Items listed in a dataset:

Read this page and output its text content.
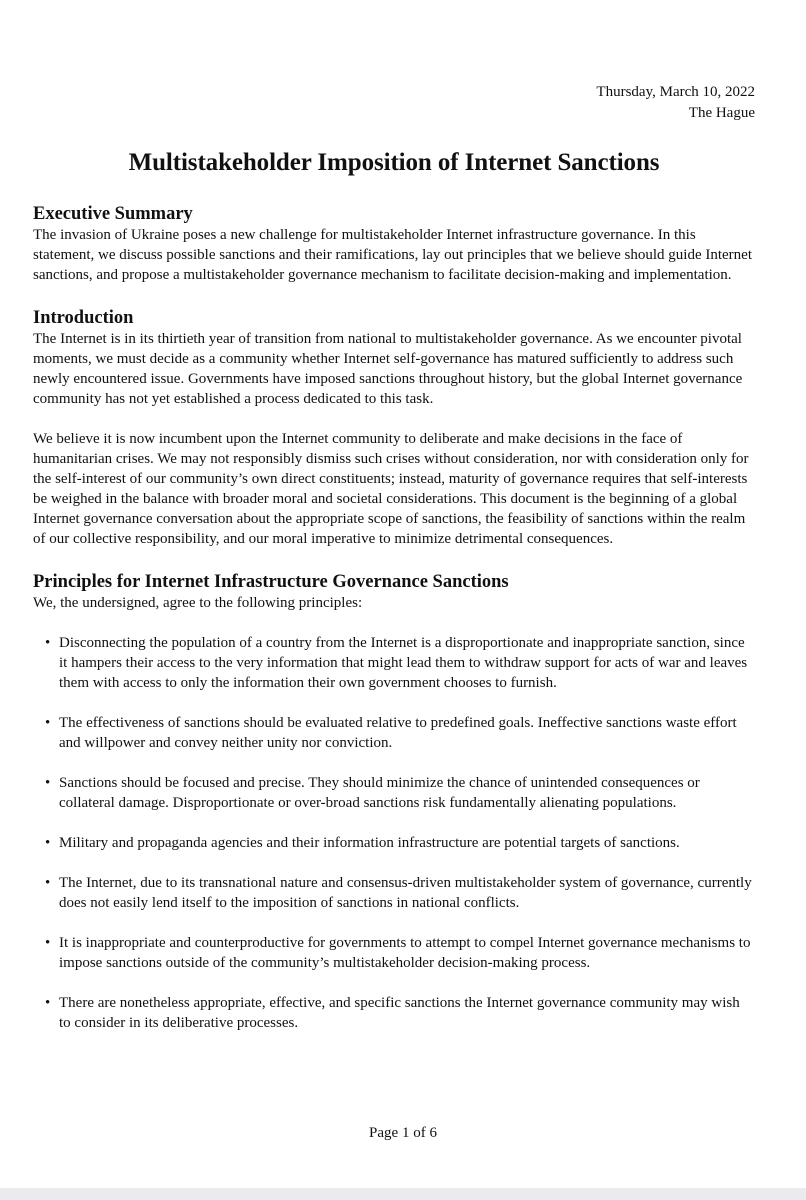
Thursday, March 10, 2022
The Hague
Multistakeholder Imposition of Internet Sanctions
Executive Summary

The invasion of Ukraine poses a new challenge for multistakeholder Internet infrastructure governance. In this statement, we discuss possible sanctions and their ramifications, lay out principles that we believe should guide Internet sanctions, and propose a multistakeholder governance mechanism to facilitate decision-making and implementation.

Introduction

The Internet is in its thirtieth year of transition from national to multistakeholder governance. As we encounter pivotal moments, we must decide as a community whether Internet self-governance has matured sufficiently to address such newly encountered issue. Governments have imposed sanctions throughout history, but the global Internet governance community has not yet established a process dedicated to this task.

We believe it is now incumbent upon the Internet community to deliberate and make decisions in the face of humanitarian crises. We may not responsibly dismiss such crises without consideration, nor with consideration only for the self-interest of our community’s own direct constituents; instead, maturity of governance requires that self-interests be weighed in the balance with broader moral and societal considerations. This document is the beginning of a global Internet governance conversation about the appropriate scope of sanctions, the feasibility of sanctions within the realm of our collective responsibility, and our moral imperative to minimize detrimental consequences.

Principles for Internet Infrastructure Governance Sanctions

We, the undersigned, agree to the following principles:

• Disconnecting the population of a country from the Internet is a disproportionate and inappropriate sanction, since it hampers their access to the very information that might lead them to withdraw support for acts of war and leaves them with access to only the information their own government chooses to furnish.
• The effectiveness of sanctions should be evaluated relative to predefined goals. Ineffective sanctions waste effort and willpower and convey neither unity nor conviction.
• Sanctions should be focused and precise. They should minimize the chance of unintended consequences or collateral damage. Disproportionate or over-broad sanctions risk fundamentally alienating populations.
• Military and propaganda agencies and their information infrastructure are potential targets of sanctions.
• The Internet, due to its transnational nature and consensus-driven multistakeholder system of governance, currently does not easily lend itself to the imposition of sanctions in national conflicts.
• It is inappropriate and counterproductive for governments to attempt to compel Internet governance mechanisms to impose sanctions outside of the community’s multistakeholder decision-making process.
• There are nonetheless appropriate, effective, and specific sanctions the Internet governance community may wish to consider in its deliberative processes.
Page 1 of 6
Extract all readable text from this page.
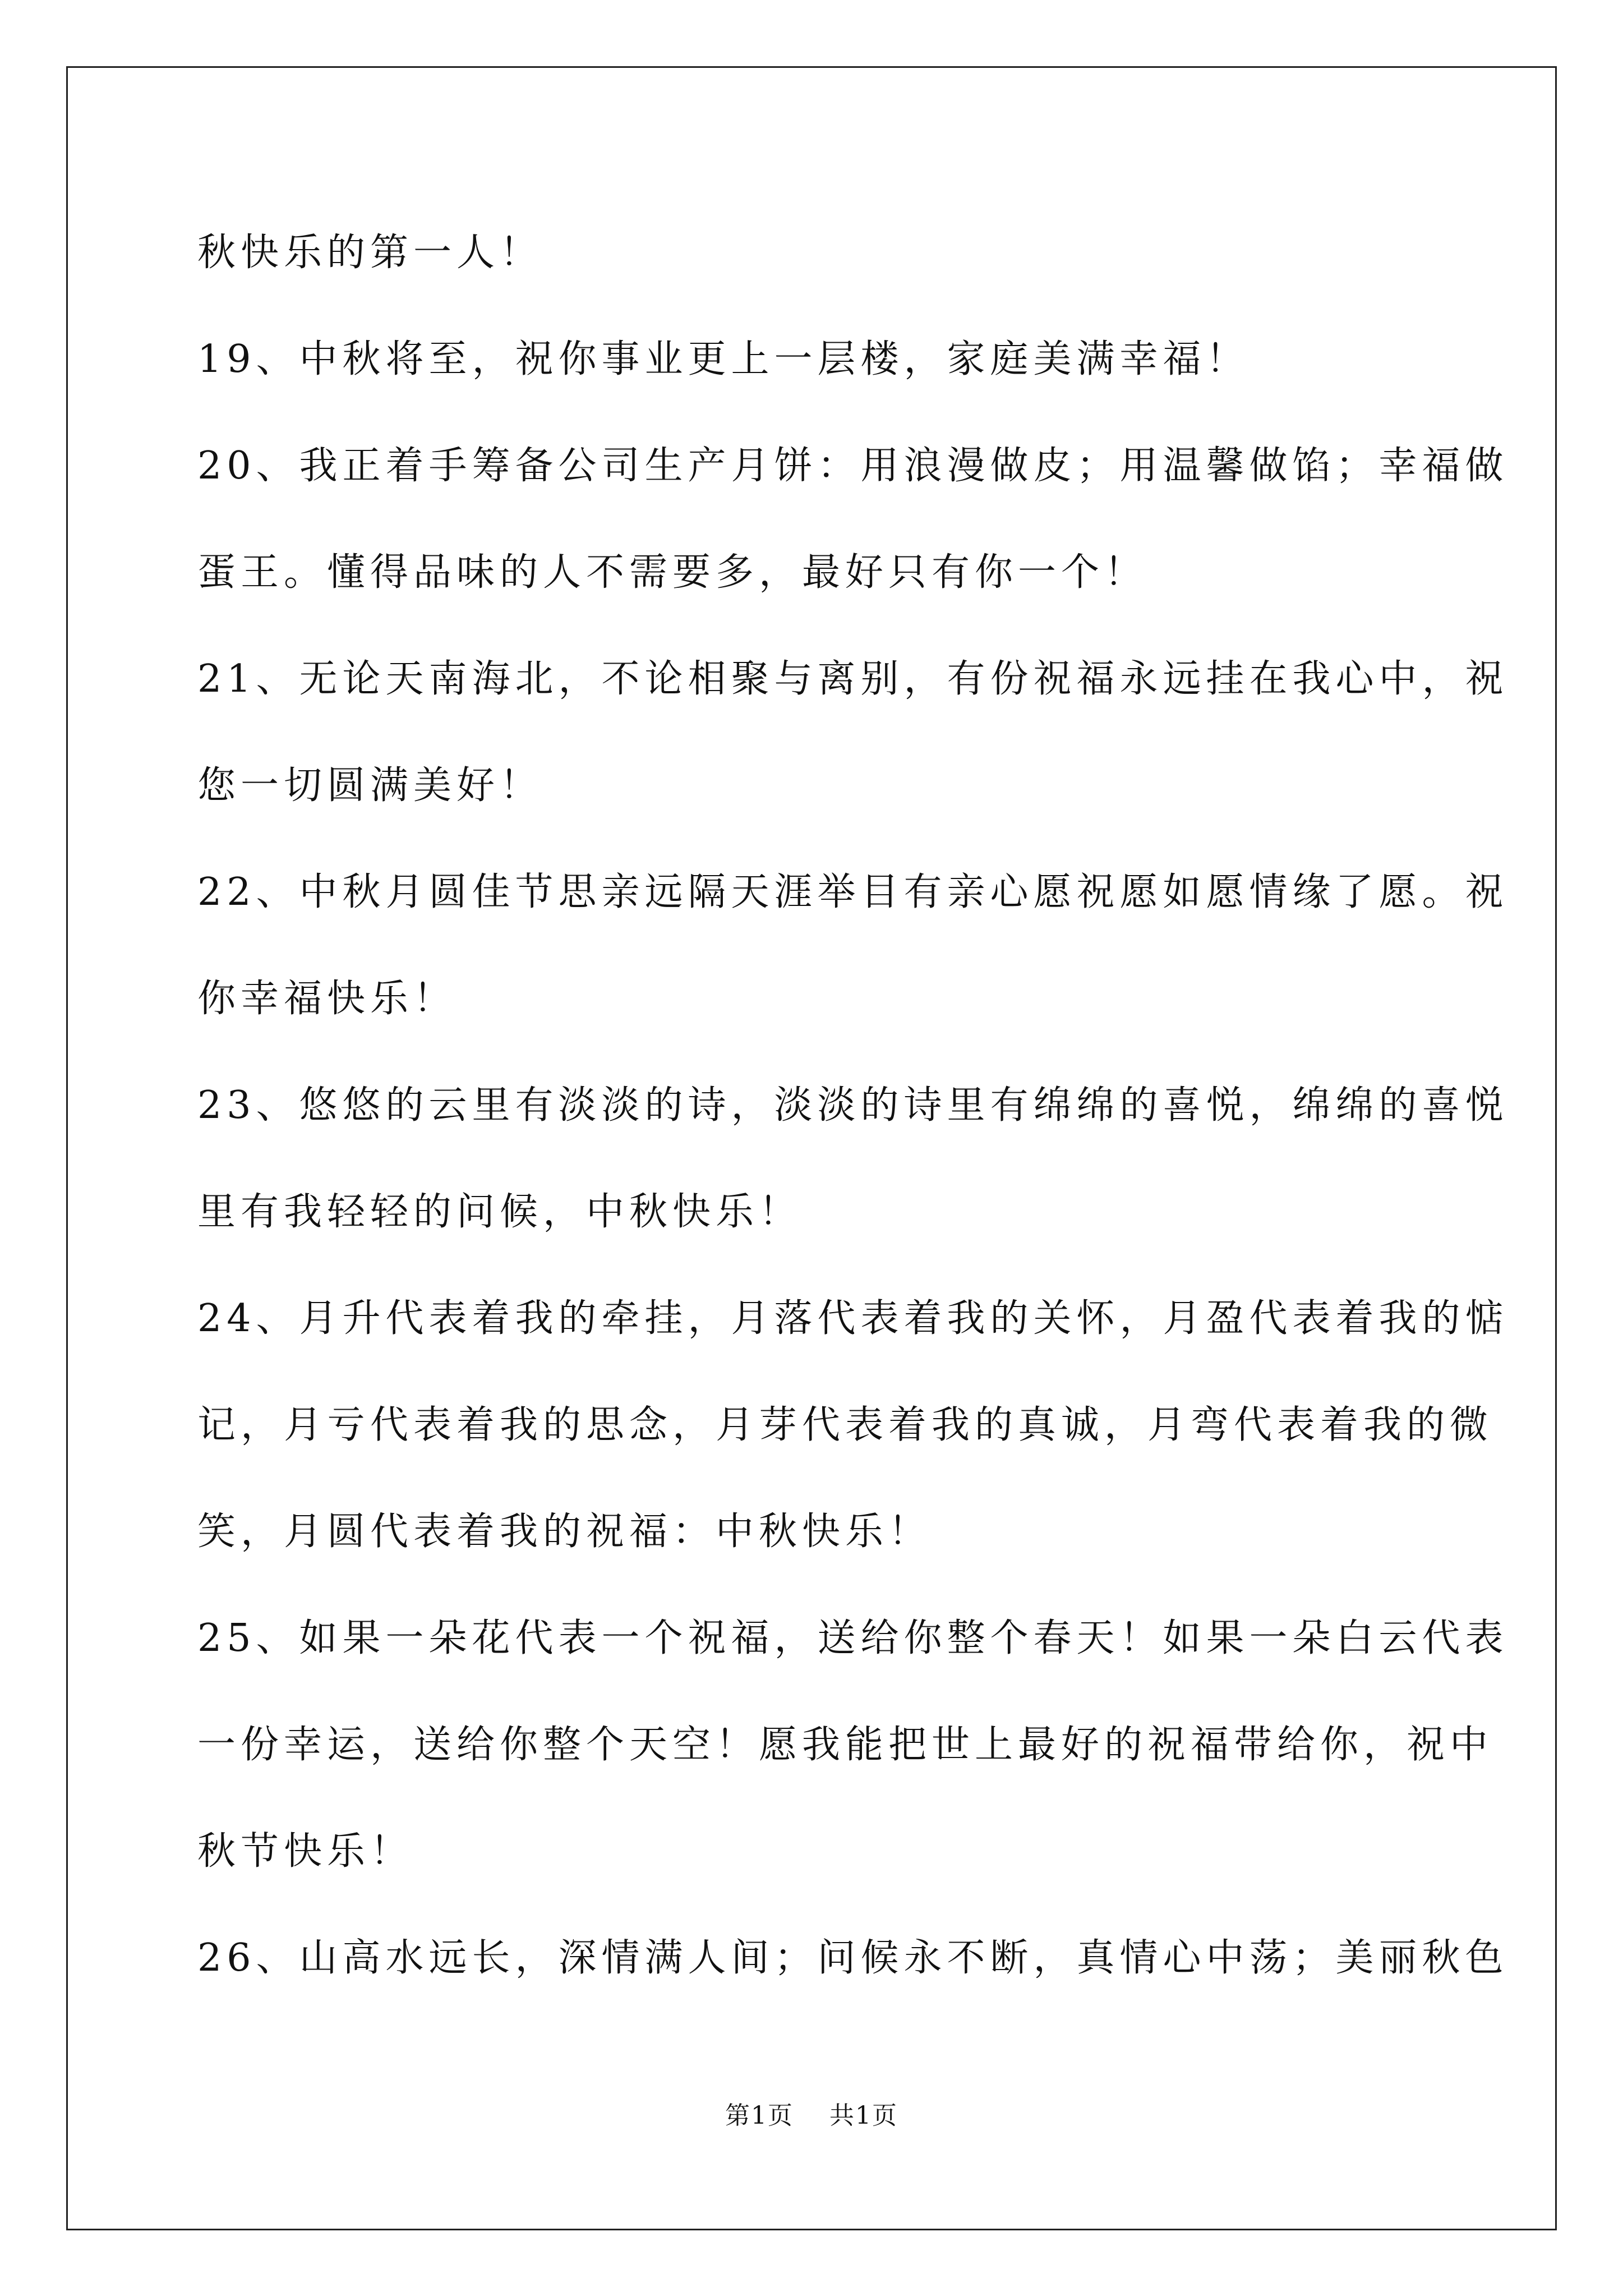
秋快乐的第一人！
19、中秋将至，祝你事业更上一层楼，家庭美满幸福！
20、我正着手筹备公司生产月饼：用浪漫做皮；用温馨做馅；幸福做
蛋王。懂得品味的人不需要多，最好只有你一个！
21、无论天南海北，不论相聚与离别，有份祝福永远挂在我心中，祝
您一切圆满美好！
22、中秋月圆佳节思亲远隔天涯举目有亲心愿祝愿如愿情缘了愿。祝
你幸福快乐！
23、悠悠的云里有淡淡的诗，淡淡的诗里有绵绵的喜悦，绵绵的喜悦
里有我轻轻的问候，中秋快乐！
24、月升代表着我的牵挂，月落代表着我的关怀，月盈代表着我的惦
记，月亏代表着我的思念，月芽代表着我的真诚，月弯代表着我的微
笑，月圆代表着我的祝福：中秋快乐！
25、如果一朵花代表一个祝福，送给你整个春天！如果一朵白云代表
一份幸运，送给你整个天空！愿我能把世上最好的祝福带给你，祝中
秋节快乐！
26、山高水远长，深情满人间；问候永不断，真情心中荡；美丽秋色
第1页 共1页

## GIVEN EXERCISE
Reproduce the whole listing exactly, but not the images in it.

## COMPLETED EXERCISE
Read this page and output its text content.
Thursday, March 10, 2022
The Hague
Multistakeholder Imposition of Internet Sanctions
Executive Summary

The invasion of Ukraine poses a new challenge for multistakeholder Internet infrastructure governance. In this statement, we discuss possible sanctions and their ramifications, lay out principles that we believe should guide Internet sanctions, and propose a multistakeholder governance mechanism to facilitate decision-making and implementation.

Introduction

The Internet is in its thirtieth year of transition from national to multistakeholder governance. As we encounter pivotal moments, we must decide as a community whether Internet self-governance has matured sufficiently to address such newly encountered issue. Governments have imposed sanctions throughout history, but the global Internet governance community has not yet established a process dedicated to this task.

We believe it is now incumbent upon the Internet community to deliberate and make decisions in the face of humanitarian crises. We may not responsibly dismiss such crises without consideration, nor with consideration only for the self-interest of our community’s own direct constituents; instead, maturity of governance requires that self-interests be weighed in the balance with broader moral and societal considerations. This document is the beginning of a global Internet governance conversation about the appropriate scope of sanctions, the feasibility of sanctions within the realm of our collective responsibility, and our moral imperative to minimize detrimental consequences.

Principles for Internet Infrastructure Governance Sanctions

We, the undersigned, agree to the following principles:

• Disconnecting the population of a country from the Internet is a disproportionate and inappropriate sanction, since it hampers their access to the very information that might lead them to withdraw support for acts of war and leaves them with access to only the information their own government chooses to furnish.
• The effectiveness of sanctions should be evaluated relative to predefined goals. Ineffective sanctions waste effort and willpower and convey neither unity nor conviction.
• Sanctions should be focused and precise. They should minimize the chance of unintended consequences or collateral damage. Disproportionate or over-broad sanctions risk fundamentally alienating populations.
• Military and propaganda agencies and their information infrastructure are potential targets of sanctions.
• The Internet, due to its transnational nature and consensus-driven multistakeholder system of governance, currently does not easily lend itself to the imposition of sanctions in national conflicts.
• It is inappropriate and counterproductive for governments to attempt to compel Internet governance mechanisms to impose sanctions outside of the community’s multistakeholder decision-making process.
• There are nonetheless appropriate, effective, and specific sanctions the Internet governance community may wish to consider in its deliberative processes.
Page 1 of 6
Extract all readable text from this page.
秋快乐的第一人！
19、中秋将至，祝你事业更上一层楼，家庭美满幸福！
20、我正着手筹备公司生产月饼：用浪漫做皮；用温馨做馅；幸福做
蛋王。懂得品味的人不需要多，最好只有你一个！
21、无论天南海北，不论相聚与离别，有份祝福永远挂在我心中，祝
您一切圆满美好！
22、中秋月圆佳节思亲远隔天涯举目有亲心愿祝愿如愿情缘了愿。祝
你幸福快乐！
23、悠悠的云里有淡淡的诗，淡淡的诗里有绵绵的喜悦，绵绵的喜悦
里有我轻轻的问候，中秋快乐！
24、月升代表着我的牵挂，月落代表着我的关怀，月盈代表着我的惦
记，月亏代表着我的思念，月芽代表着我的真诚，月弯代表着我的微
笑，月圆代表着我的祝福：中秋快乐！
25、如果一朵花代表一个祝福，送给你整个春天！如果一朵白云代表
一份幸运，送给你整个天空！愿我能把世上最好的祝福带给你，祝中
秋节快乐！
26、山高水远长，深情满人间；问候永不断，真情心中荡；美丽秋色
第1页 共1页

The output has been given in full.